Copy each line of the data below in which the word "Superior" can be found.
──────── RECORD EXCERPTS
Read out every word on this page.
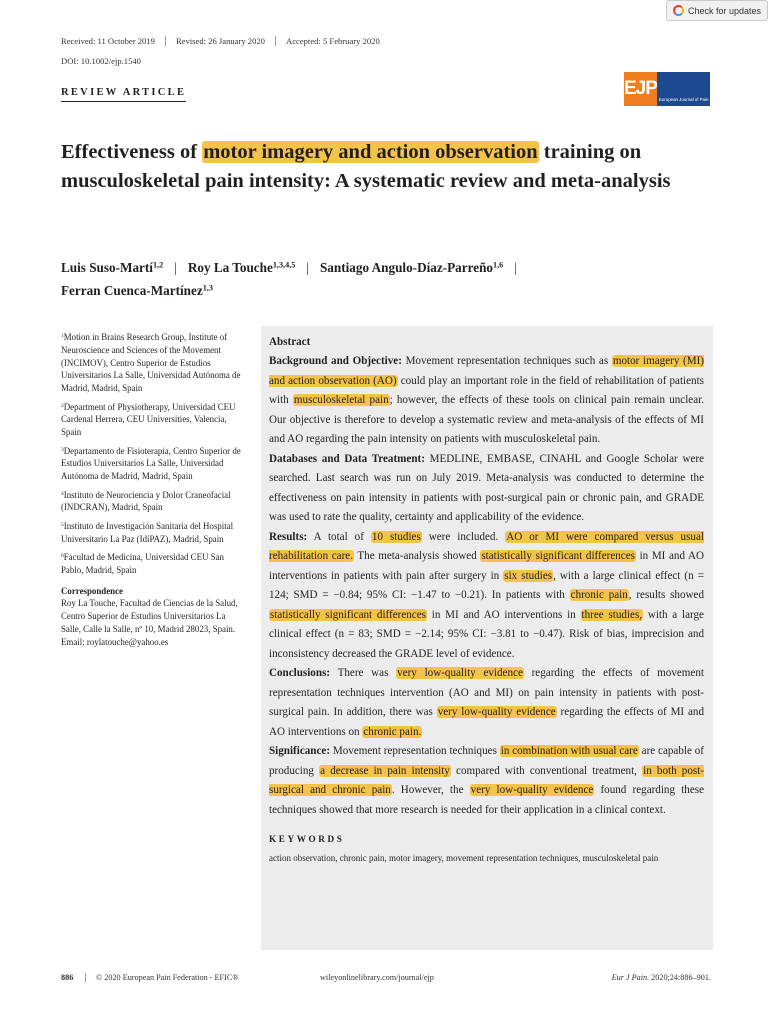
Check for updates
Received: 11 October 2019	Revised: 26 January 2020	Accepted: 5 February 2020
DOI: 10.1002/ejp.1540
REVIEW ARTICLE	EJP
European Journal of Pain
Effectiveness of motor imagery and action observation training on musculoskeletal pain intensity: A systematic review and meta-analysis
Luis Suso-Martí$^{1,2}$ | Roy La Touche$^{1,3,4,5}$ | Santiago Angulo-Díaz-Parreño$^{1,6}$ |
Ferran Cuenca-Martínez$^{1,3}$
$^1$Motion in Brains Research Group, Institute of Neuroscience and Sciences of the Movement (INCIMOV), Centro Superior de Estudios Universitarios La Salle, Universidad Autónoma de Madrid, Madrid, Spain
$^2$Department of Physiotherapy, Universidad CEU Cardenal Herrera, CEU Universities, Valencia, Spain
$^3$Departamento de Fisioterapia, Centro Superior de Estudios Universitarios La Salle, Universidad Autónoma de Madrid, Madrid, Spain
$^4$Instituto de Neurociencia y Dolor Craneofacial (INDCRAN), Madrid, Spain
$^5$Instituto de Investigación Sanitaria del Hospital Universitario La Paz (IdiPAZ), Madrid, Spain
$^6$Facultad de Medicina, Universidad CEU San Pablo, Madrid, Spain
Correspondence
Roy La Touche, Facultad de Ciencias de la Salud, Centro Superior de Estudios Universitarios La Salle, Calle la Salle, nº 10, Madrid 28023, Spain.
Email: roylatouche@yahoo.es
Abstract

Background and Objective: Movement representation techniques such as motor imagery (MI) and action observation (AO) could play an important role in the field of rehabilitation of patients with musculoskeletal pain; however, the effects of these tools on clinical pain remain unclear. Our objective is therefore to develop a systematic review and meta-analysis of the effects of MI and AO regarding the pain intensity on patients with musculoskeletal pain.

Databases and Data Treatment: MEDLINE, EMBASE, CINAHL and Google Scholar were searched. Last search was run on July 2019. Meta-analysis was conducted to determine the effectiveness on pain intensity in patients with post-surgical pain or chronic pain, and GRADE was used to rate the quality, certainty and applicability of the evidence.

Results: A total of 10 studies were included. AO or MI were compared versus usual rehabilitation care. The meta-analysis showed statistically significant differences in MI and AO interventions in patients with pain after surgery in six studies, with a large clinical effect (n = 124; SMD = −0.84; 95% CI: −1.47 to −0.21). In patients with chronic pain, results showed statistically significant differences in MI and AO interventions in three studies, with a large clinical effect (n = 83; SMD = −2.14; 95% CI: −3.81 to −0.47). Risk of bias, imprecision and inconsistency decreased the GRADE level of evidence.

Conclusions: There was very low-quality evidence regarding the effects of movement representation techniques intervention (AO and MI) on pain intensity in patients with post-surgical pain. In addition, there was very low-quality evidence regarding the effects of MI and AO interventions on chronic pain.

Significance: Movement representation techniques in combination with usual care are capable of producing a decrease in pain intensity compared with conventional treatment, in both post-surgical and chronic pain. However, the very low-quality evidence found regarding these techniques showed that more research is needed for their application in a clinical context.

KEYWORDS
action observation, chronic pain, motor imagery, movement representation techniques, musculoskeletal pain
886	© 2020 European Pain Federation - EFIC®	wileyonlinelibrary.com/journal/ejp	Eur J Pain. 2020;24:886–901.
────────────────
**COMPLETED EXERCISE**
$^1$Motion in Brains Research Group, Institute of Neuroscience and Sciences of the Movement (INCIMOV), Centro Superior de Estudios Universitarios La Salle, Universidad Autónoma de Madrid, Madrid, Spain
$^3$Departamento de Fisioterapia, Centro Superior de Estudios Universitarios La Salle, Universidad Autónoma de Madrid, Madrid, Spain
Roy La Touche, Facultad de Ciencias de la Salud, Centro Superior de Estudios Universitarios La Salle, Calle la Salle, nº 10, Madrid 28023, Spain.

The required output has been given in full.